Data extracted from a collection
------
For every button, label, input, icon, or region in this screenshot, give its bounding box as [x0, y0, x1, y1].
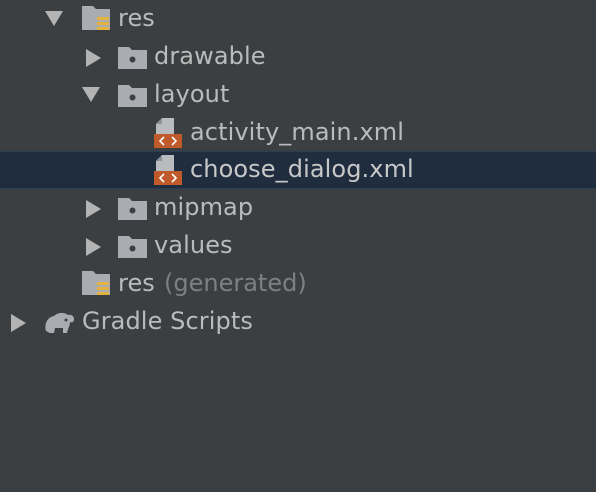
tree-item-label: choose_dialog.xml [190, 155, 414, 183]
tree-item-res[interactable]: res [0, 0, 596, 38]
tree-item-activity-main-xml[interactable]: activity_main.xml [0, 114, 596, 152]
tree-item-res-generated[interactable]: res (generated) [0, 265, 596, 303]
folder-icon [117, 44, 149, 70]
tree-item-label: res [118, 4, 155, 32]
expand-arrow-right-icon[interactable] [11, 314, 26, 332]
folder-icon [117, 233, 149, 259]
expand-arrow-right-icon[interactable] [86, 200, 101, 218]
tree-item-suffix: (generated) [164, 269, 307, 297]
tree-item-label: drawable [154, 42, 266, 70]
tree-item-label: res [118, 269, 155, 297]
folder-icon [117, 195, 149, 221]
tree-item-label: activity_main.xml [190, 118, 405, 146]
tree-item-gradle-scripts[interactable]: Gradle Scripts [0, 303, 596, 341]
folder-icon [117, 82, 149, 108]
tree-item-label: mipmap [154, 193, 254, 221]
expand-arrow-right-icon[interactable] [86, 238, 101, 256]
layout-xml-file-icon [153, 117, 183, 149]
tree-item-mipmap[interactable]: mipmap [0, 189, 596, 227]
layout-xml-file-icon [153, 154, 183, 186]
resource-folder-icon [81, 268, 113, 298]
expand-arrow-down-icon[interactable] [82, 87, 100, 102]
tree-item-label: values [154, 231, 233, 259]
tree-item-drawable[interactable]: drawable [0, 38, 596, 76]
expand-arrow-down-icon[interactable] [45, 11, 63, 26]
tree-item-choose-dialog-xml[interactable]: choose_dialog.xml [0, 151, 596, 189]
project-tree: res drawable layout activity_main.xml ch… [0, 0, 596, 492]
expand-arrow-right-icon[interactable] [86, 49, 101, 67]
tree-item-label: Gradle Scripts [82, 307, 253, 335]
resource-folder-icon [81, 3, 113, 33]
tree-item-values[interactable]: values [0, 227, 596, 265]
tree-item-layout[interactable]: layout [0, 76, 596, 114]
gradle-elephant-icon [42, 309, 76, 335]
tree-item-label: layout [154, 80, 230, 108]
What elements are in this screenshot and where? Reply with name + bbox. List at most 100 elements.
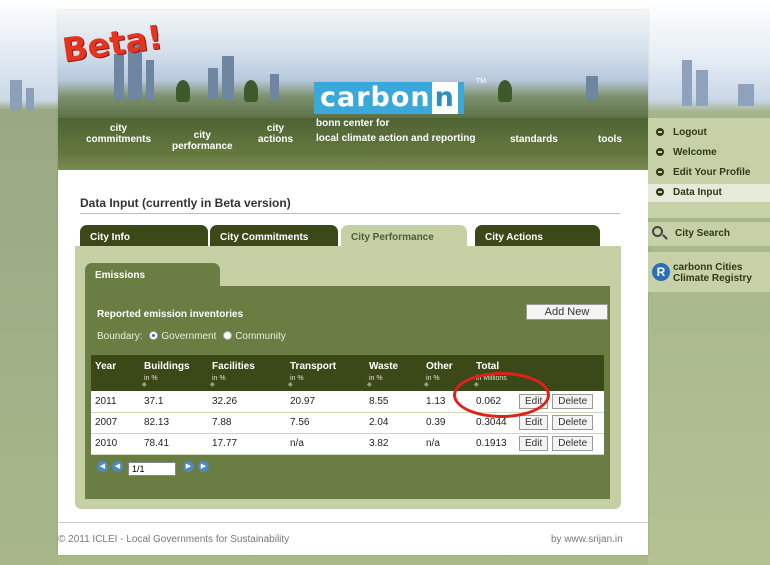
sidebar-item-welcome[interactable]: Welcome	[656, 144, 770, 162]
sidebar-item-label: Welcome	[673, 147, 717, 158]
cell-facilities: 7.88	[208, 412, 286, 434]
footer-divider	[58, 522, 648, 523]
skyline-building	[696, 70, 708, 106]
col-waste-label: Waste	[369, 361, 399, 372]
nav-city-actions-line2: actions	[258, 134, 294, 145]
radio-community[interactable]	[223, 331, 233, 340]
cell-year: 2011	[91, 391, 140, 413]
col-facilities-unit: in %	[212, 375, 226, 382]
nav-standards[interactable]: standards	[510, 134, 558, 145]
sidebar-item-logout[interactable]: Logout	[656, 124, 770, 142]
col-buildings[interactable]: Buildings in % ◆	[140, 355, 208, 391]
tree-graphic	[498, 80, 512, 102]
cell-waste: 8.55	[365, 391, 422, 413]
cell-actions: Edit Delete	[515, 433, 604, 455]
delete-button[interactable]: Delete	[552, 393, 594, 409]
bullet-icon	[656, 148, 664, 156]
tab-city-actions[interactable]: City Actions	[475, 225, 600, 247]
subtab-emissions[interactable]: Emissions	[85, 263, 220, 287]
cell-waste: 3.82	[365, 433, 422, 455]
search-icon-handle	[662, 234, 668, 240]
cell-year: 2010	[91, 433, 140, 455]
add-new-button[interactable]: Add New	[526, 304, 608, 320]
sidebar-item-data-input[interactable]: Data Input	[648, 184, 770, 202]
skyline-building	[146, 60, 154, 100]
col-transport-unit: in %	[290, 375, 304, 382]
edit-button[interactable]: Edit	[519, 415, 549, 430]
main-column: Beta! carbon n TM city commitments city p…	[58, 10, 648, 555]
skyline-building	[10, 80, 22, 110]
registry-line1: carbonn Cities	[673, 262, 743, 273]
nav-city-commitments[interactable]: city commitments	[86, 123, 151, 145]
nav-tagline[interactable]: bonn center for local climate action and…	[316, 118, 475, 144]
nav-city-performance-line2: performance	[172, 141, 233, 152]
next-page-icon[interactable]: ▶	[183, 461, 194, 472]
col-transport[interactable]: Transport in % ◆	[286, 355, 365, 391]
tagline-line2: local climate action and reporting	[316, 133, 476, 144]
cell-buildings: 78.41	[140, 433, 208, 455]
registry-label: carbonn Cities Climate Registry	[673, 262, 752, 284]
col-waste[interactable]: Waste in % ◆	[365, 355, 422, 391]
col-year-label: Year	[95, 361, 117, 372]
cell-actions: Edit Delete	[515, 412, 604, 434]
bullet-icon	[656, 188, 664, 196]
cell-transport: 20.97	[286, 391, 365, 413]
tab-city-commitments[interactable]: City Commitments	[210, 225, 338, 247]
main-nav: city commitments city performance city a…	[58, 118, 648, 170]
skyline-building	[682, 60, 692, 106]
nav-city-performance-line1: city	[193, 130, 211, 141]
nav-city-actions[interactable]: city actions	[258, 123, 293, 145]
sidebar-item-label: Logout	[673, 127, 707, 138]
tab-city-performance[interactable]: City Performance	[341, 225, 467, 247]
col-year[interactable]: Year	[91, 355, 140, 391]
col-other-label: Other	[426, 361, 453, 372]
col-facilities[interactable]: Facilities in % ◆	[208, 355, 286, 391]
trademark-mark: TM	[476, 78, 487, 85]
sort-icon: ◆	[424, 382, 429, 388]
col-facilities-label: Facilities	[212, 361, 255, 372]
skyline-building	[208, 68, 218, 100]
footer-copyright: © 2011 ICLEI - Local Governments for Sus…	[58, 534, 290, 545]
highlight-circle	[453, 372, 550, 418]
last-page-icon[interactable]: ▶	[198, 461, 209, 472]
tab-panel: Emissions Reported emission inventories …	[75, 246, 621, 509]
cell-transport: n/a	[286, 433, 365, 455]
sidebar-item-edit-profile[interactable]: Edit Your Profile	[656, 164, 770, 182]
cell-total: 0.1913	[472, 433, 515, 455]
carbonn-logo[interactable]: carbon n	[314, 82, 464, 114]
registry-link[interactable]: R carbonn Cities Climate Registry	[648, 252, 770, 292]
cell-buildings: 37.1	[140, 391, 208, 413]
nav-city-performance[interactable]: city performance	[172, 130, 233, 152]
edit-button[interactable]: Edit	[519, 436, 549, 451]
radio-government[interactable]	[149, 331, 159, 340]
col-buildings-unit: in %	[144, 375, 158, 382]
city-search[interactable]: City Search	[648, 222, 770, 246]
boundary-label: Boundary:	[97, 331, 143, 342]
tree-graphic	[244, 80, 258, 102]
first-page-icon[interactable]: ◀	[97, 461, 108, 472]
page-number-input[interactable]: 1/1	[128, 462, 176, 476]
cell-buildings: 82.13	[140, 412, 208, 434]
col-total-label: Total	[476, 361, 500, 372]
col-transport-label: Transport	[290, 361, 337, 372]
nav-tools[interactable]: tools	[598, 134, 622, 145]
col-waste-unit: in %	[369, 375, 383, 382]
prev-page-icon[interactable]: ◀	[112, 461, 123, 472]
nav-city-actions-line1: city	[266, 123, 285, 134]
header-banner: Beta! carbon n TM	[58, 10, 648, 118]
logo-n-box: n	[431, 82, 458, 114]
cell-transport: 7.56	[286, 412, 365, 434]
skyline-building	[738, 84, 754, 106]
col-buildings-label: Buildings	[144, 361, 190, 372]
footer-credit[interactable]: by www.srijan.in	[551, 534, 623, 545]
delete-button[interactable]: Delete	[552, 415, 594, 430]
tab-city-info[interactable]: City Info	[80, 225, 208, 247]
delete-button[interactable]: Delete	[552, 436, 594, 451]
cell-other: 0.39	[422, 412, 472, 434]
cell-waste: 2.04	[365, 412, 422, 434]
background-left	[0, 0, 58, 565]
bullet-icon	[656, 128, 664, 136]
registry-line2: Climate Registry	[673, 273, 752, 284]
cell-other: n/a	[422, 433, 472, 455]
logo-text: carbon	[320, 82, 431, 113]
------
Goal of the exercise: Can you pull out these lines of the material without changing them, starting at the line that contains "144, 770, 162]" and stopping after the line that contains "184, 770, 202]"?

Task answer:
sidebar-item-welcome[interactable]: Welcome	[656, 144, 770, 162]
sidebar-item-label: Welcome	[673, 147, 717, 158]
cell-facilities: 7.88	[208, 412, 286, 434]
footer-divider	[58, 522, 648, 523]
skyline-building	[696, 70, 708, 106]
col-waste-label: Waste	[369, 361, 399, 372]
nav-city-actions-line2: actions	[258, 134, 294, 145]
radio-community[interactable]	[223, 331, 233, 340]
cell-year: 2011	[91, 391, 140, 413]
col-facilities-unit: in %	[212, 375, 226, 382]
nav-standards[interactable]: standards	[510, 134, 558, 145]
sidebar-item-logout[interactable]: Logout	[656, 124, 770, 142]
col-buildings[interactable]: Buildings in % ◆	[140, 355, 208, 391]
tree-graphic	[498, 80, 512, 102]
cell-waste: 8.55	[365, 391, 422, 413]
cell-actions: Edit Delete	[515, 433, 604, 455]
delete-button[interactable]: Delete	[552, 393, 594, 409]
bullet-icon	[656, 148, 664, 156]
tab-city-actions[interactable]: City Actions	[475, 225, 600, 247]
subtab-emissions[interactable]: Emissions	[85, 263, 220, 287]
cell-waste: 3.82	[365, 433, 422, 455]
search-icon-handle	[662, 234, 668, 240]
cell-year: 2010	[91, 433, 140, 455]
add-new-button[interactable]: Add New	[526, 304, 608, 320]
sidebar-item-data-input[interactable]: Data Input	[648, 184, 770, 202]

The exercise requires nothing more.